◆ **SET PROBLEM**: Go through the entries below and print each one exactly, leaving out pictures.

Stored items:
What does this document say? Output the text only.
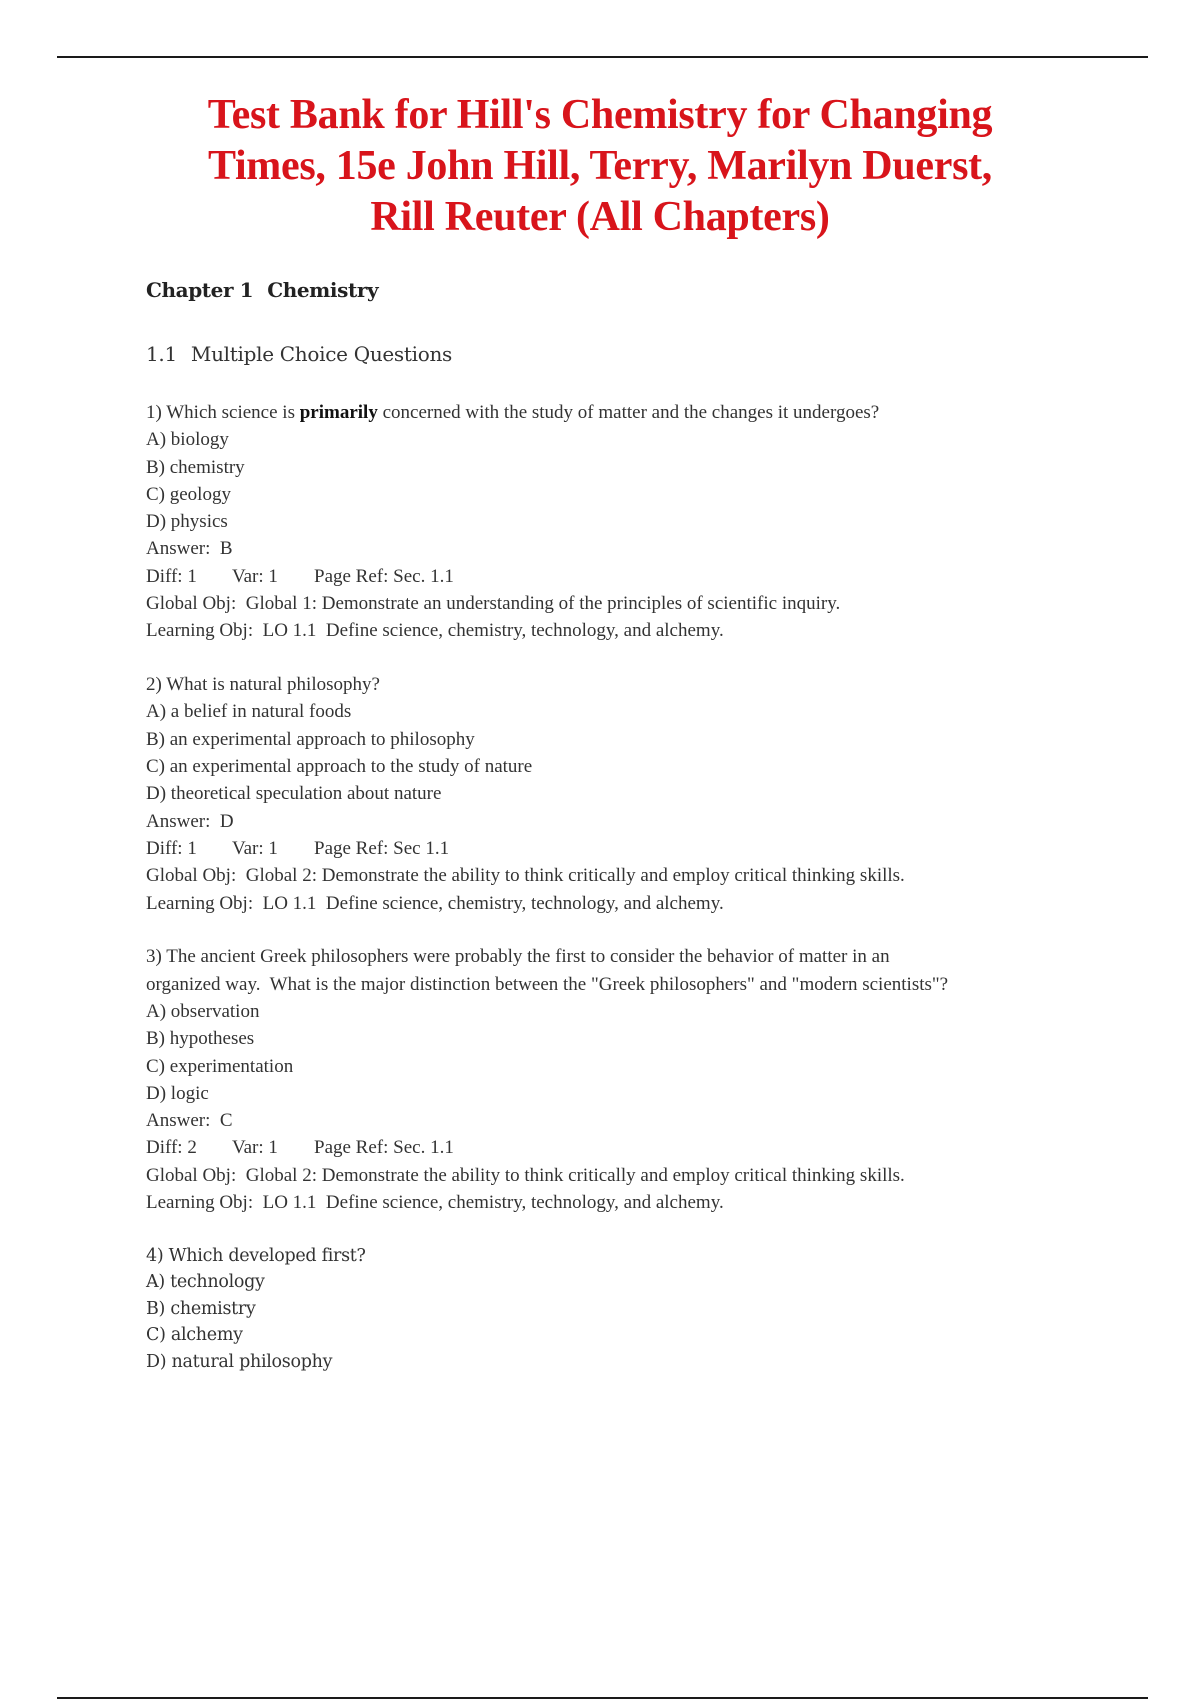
Test Bank for Hill's Chemistry for Changing
Times, 15e John Hill, Terry, Marilyn Duerst,
Rill Reuter (All Chapters)
Chapter 1 Chemistry
1.1 Multiple Choice Questions
1) Which science is primarily concerned with the study of matter and the changes it undergoes?
A) biology
B) chemistry
C) geology
D) physics
Answer:  B
Diff: 1 Var: 1 Page Ref: Sec. 1.1
Global Obj:  Global 1: Demonstrate an understanding of the principles of scientific inquiry.
Learning Obj:  LO 1.1  Define science, chemistry, technology, and alchemy.
2) What is natural philosophy?
A) a belief in natural foods
B) an experimental approach to philosophy
C) an experimental approach to the study of nature
D) theoretical speculation about nature
Answer:  D
Diff: 1 Var: 1 Page Ref: Sec 1.1
Global Obj:  Global 2: Demonstrate the ability to think critically and employ critical thinking skills.
Learning Obj:  LO 1.1  Define science, chemistry, technology, and alchemy.
3) The ancient Greek philosophers were probably the first to consider the behavior of matter in an
organized way.  What is the major distinction between the "Greek philosophers" and "modern scientists"?
A) observation
B) hypotheses
C) experimentation
D) logic
Answer:  C
Diff: 2 Var: 1 Page Ref: Sec. 1.1
Global Obj:  Global 2: Demonstrate the ability to think critically and employ critical thinking skills.
Learning Obj:  LO 1.1  Define science, chemistry, technology, and alchemy.
4) Which developed first?
A) technology
B) chemistry
C) alchemy
D) natural philosophy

◆ **CORRECT RESPONSE**:
What does this document say? Output the text only.
Test Bank for Hill's Chemistry for Changing
Times, 15e John Hill, Terry, Marilyn Duerst,
Rill Reuter (All Chapters)
Chapter 1 Chemistry
1.1 Multiple Choice Questions
1) Which science is primarily concerned with the study of matter and the changes it undergoes?
A) biology
B) chemistry
C) geology
D) physics
Answer:  B
Diff: 1 Var: 1 Page Ref: Sec. 1.1
Global Obj:  Global 1: Demonstrate an understanding of the principles of scientific inquiry.
Learning Obj:  LO 1.1  Define science, chemistry, technology, and alchemy.
2) What is natural philosophy?
A) a belief in natural foods
B) an experimental approach to philosophy
C) an experimental approach to the study of nature
D) theoretical speculation about nature
Answer:  D
Diff: 1 Var: 1 Page Ref: Sec 1.1
Global Obj:  Global 2: Demonstrate the ability to think critically and employ critical thinking skills.
Learning Obj:  LO 1.1  Define science, chemistry, technology, and alchemy.
3) The ancient Greek philosophers were probably the first to consider the behavior of matter in an
organized way.  What is the major distinction between the "Greek philosophers" and "modern scientists"?
A) observation
B) hypotheses
C) experimentation
D) logic
Answer:  C
Diff: 2 Var: 1 Page Ref: Sec. 1.1
Global Obj:  Global 2: Demonstrate the ability to think critically and employ critical thinking skills.
Learning Obj:  LO 1.1  Define science, chemistry, technology, and alchemy.
4) Which developed first?
A) technology
B) chemistry
C) alchemy
D) natural philosophy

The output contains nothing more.